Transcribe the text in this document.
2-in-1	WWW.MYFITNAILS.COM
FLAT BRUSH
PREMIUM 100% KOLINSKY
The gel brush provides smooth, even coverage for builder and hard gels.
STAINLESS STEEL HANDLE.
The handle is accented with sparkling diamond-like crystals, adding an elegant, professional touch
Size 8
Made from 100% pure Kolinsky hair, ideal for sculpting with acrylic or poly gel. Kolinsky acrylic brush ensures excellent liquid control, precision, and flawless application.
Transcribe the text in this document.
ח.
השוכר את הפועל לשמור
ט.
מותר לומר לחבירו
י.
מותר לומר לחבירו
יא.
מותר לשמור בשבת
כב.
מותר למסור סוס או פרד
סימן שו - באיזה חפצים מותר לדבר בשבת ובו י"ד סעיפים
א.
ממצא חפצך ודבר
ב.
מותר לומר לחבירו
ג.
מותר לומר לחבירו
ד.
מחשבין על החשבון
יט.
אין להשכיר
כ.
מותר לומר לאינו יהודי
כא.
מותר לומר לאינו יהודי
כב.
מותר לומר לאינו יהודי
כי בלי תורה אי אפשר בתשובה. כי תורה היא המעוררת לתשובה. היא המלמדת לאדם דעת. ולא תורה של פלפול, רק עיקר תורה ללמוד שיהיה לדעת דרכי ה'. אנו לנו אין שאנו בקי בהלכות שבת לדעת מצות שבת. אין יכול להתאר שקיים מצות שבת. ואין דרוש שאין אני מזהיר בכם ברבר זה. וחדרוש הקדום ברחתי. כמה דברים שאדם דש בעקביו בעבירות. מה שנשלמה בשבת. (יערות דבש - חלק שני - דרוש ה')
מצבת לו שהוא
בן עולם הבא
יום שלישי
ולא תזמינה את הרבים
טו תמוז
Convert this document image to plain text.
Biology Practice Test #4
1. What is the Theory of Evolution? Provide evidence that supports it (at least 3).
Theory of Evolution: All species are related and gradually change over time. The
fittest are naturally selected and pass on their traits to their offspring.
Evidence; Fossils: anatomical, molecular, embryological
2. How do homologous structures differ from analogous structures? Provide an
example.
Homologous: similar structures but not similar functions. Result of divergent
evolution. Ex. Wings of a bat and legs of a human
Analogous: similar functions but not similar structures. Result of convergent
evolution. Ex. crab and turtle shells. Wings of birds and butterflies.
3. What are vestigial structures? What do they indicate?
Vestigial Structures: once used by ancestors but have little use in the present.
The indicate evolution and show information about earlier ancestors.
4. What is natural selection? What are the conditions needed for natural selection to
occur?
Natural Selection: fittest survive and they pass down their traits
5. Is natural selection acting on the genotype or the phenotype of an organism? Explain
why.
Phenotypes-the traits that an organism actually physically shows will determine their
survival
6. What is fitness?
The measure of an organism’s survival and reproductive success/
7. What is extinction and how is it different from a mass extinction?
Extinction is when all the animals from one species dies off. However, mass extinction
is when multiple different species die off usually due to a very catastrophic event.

*****

[Challenge] Please return the data above exactly as given.

[Response to the exercise]
Transcribe the text in this document.
2-in-1	WWW.MYFITNAILS.COM
FLAT BRUSH
PREMIUM 100% KOLINSKY
The gel brush provides smooth, even coverage for builder and hard gels.
STAINLESS STEEL HANDLE.
The handle is accented with sparkling diamond-like crystals, adding an elegant, professional touch
Size 8
Made from 100% pure Kolinsky hair, ideal for sculpting with acrylic or poly gel. Kolinsky acrylic brush ensures excellent liquid control, precision, and flawless application.
Transcribe the text in this document.
ח.
השוכר את הפועל לשמור
ט.
מותר לומר לחבירו
י.
מותר לומר לחבירו
יא.
מותר לשמור בשבת
כב.
מותר למסור סוס או פרד
סימן שו - באיזה חפצים מותר לדבר בשבת ובו י"ד סעיפים
א.
ממצא חפצך ודבר
ב.
מותר לומר לחבירו
ג.
מותר לומר לחבירו
ד.
מחשבין על החשבון
יט.
אין להשכיר
כ.
מותר לומר לאינו יהודי
כא.
מותר לומר לאינו יהודי
כב.
מותר לומר לאינו יהודי
כי בלי תורה אי אפשר בתשובה. כי תורה היא המעוררת לתשובה. היא המלמדת לאדם דעת. ולא תורה של פלפול, רק עיקר תורה ללמוד שיהיה לדעת דרכי ה'. אנו לנו אין שאנו בקי בהלכות שבת לדעת מצות שבת. אין יכול להתאר שקיים מצות שבת. ואין דרוש שאין אני מזהיר בכם ברבר זה. וחדרוש הקדום ברחתי. כמה דברים שאדם דש בעקביו בעבירות. מה שנשלמה בשבת. (יערות דבש - חלק שני - דרוש ה')
מצבת לו שהוא
בן עולם הבא
יום שלישי
ולא תזמינה את הרבים
טו תמוז
Convert this document image to plain text.
Biology Practice Test #4
1. What is the Theory of Evolution? Provide evidence that supports it (at least 3).
Theory of Evolution: All species are related and gradually change over time. The
fittest are naturally selected and pass on their traits to their offspring.
Evidence; Fossils: anatomical, molecular, embryological
2. How do homologous structures differ from analogous structures? Provide an
example.
Homologous: similar structures but not similar functions. Result of divergent
evolution. Ex. Wings of a bat and legs of a human
Analogous: similar functions but not similar structures. Result of convergent
evolution. Ex. crab and turtle shells. Wings of birds and butterflies.
3. What are vestigial structures? What do they indicate?
Vestigial Structures: once used by ancestors but have little use in the present.
The indicate evolution and show information about earlier ancestors.
4. What is natural selection? What are the conditions needed for natural selection to
occur?
Natural Selection: fittest survive and they pass down their traits
5. Is natural selection acting on the genotype or the phenotype of an organism? Explain
why.
Phenotypes-the traits that an organism actually physically shows will determine their
survival
6. What is fitness?
The measure of an organism’s survival and reproductive success/
7. What is extinction and how is it different from a mass extinction?
Extinction is when all the animals from one species dies off. However, mass extinction
is when multiple different species die off usually due to a very catastrophic event.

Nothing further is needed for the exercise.